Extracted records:
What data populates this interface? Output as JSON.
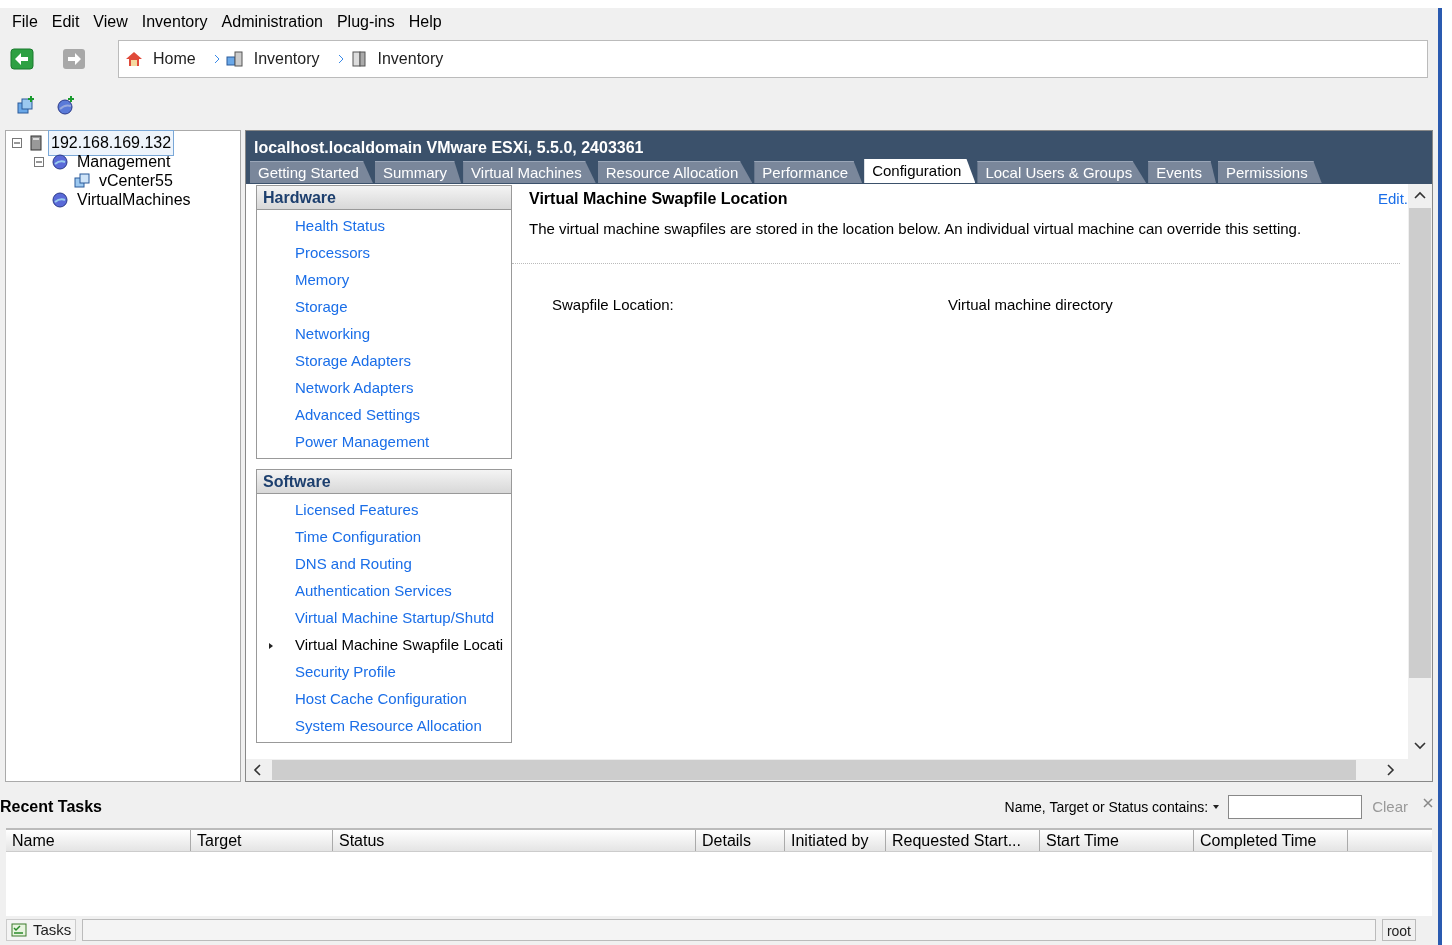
{
  "menu": [
    "File",
    "Edit",
    "View",
    "Inventory",
    "Administration",
    "Plug-ins",
    "Help"
  ],
  "breadcrumb": [
    {
      "kind": "home",
      "label": "Home"
    },
    {
      "kind": "inventory",
      "label": "Inventory"
    },
    {
      "kind": "host",
      "label": "Inventory"
    }
  ],
  "tree": [
    {
      "kind": "host",
      "label": "192.168.169.132",
      "selected": true,
      "expanded": true,
      "children": [
        {
          "kind": "pool",
          "label": "Management",
          "selected": false,
          "expanded": true,
          "children": [
            {
              "kind": "vm",
              "label": "vCenter55",
              "selected": false
            }
          ]
        },
        {
          "kind": "pool",
          "label": "VirtualMachines",
          "selected": false
        }
      ]
    }
  ],
  "host_title": "localhost.localdomain VMware ESXi, 5.5.0, 2403361",
  "tabs": [
    {
      "label": "Getting Started",
      "selected": false
    },
    {
      "label": "Summary",
      "selected": false
    },
    {
      "label": "Virtual Machines",
      "selected": false
    },
    {
      "label": "Resource Allocation",
      "selected": false
    },
    {
      "label": "Performance",
      "selected": false
    },
    {
      "label": "Configuration",
      "selected": true
    },
    {
      "label": "Local Users & Groups",
      "selected": false
    },
    {
      "label": "Events",
      "selected": false
    },
    {
      "label": "Permissions",
      "selected": false
    }
  ],
  "nav_sections": [
    {
      "title": "Hardware",
      "items": [
        {
          "label": "Health Status",
          "selected": false
        },
        {
          "label": "Processors",
          "selected": false
        },
        {
          "label": "Memory",
          "selected": false
        },
        {
          "label": "Storage",
          "selected": false
        },
        {
          "label": "Networking",
          "selected": false
        },
        {
          "label": "Storage Adapters",
          "selected": false
        },
        {
          "label": "Network Adapters",
          "selected": false
        },
        {
          "label": "Advanced Settings",
          "selected": false
        },
        {
          "label": "Power Management",
          "selected": false
        }
      ]
    },
    {
      "title": "Software",
      "items": [
        {
          "label": "Licensed Features",
          "selected": false
        },
        {
          "label": "Time Configuration",
          "selected": false
        },
        {
          "label": "DNS and Routing",
          "selected": false
        },
        {
          "label": "Authentication Services",
          "selected": false
        },
        {
          "label": "Virtual Machine Startup/Shutd",
          "selected": false
        },
        {
          "label": "Virtual Machine Swapfile Locati",
          "selected": true
        },
        {
          "label": "Security Profile",
          "selected": false
        },
        {
          "label": "Host Cache Configuration",
          "selected": false
        },
        {
          "label": "System Resource Allocation",
          "selected": false
        }
      ]
    }
  ],
  "content": {
    "title": "Virtual Machine Swapfile Location",
    "edit_link": "Edit.",
    "description": "The virtual machine swapfiles are stored in the location below. An individual virtual machine can override this setting.",
    "field_label": "Swapfile Location:",
    "field_value": "Virtual machine directory"
  },
  "recent_tasks": {
    "title": "Recent Tasks",
    "filter_label": "Name, Target or Status contains:",
    "clear": "Clear",
    "columns": [
      "Name",
      "Target",
      "Status",
      "Details",
      "Initiated by",
      "Requested Start...",
      "Start Time",
      "Completed Time"
    ]
  },
  "status_bar": {
    "tasks": "Tasks",
    "user": "root"
  }
}
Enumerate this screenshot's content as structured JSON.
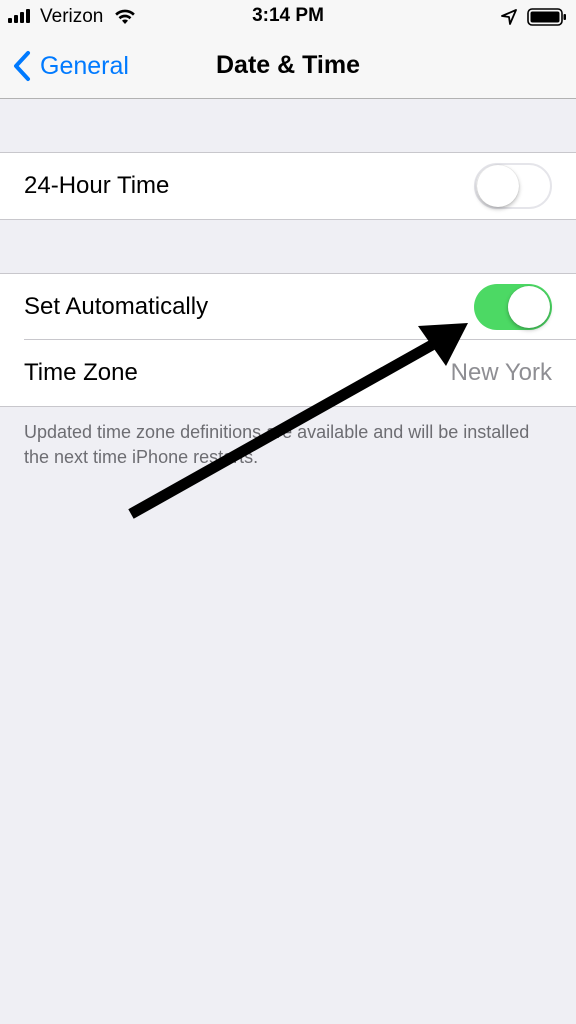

» **REQUEST**: Return each line of the data that contains the string "JSON".

» **WRITTEN SOLUTION**:
What data populates this interface? Output as JSON.
Enumerate this screenshot's content as structured JSON.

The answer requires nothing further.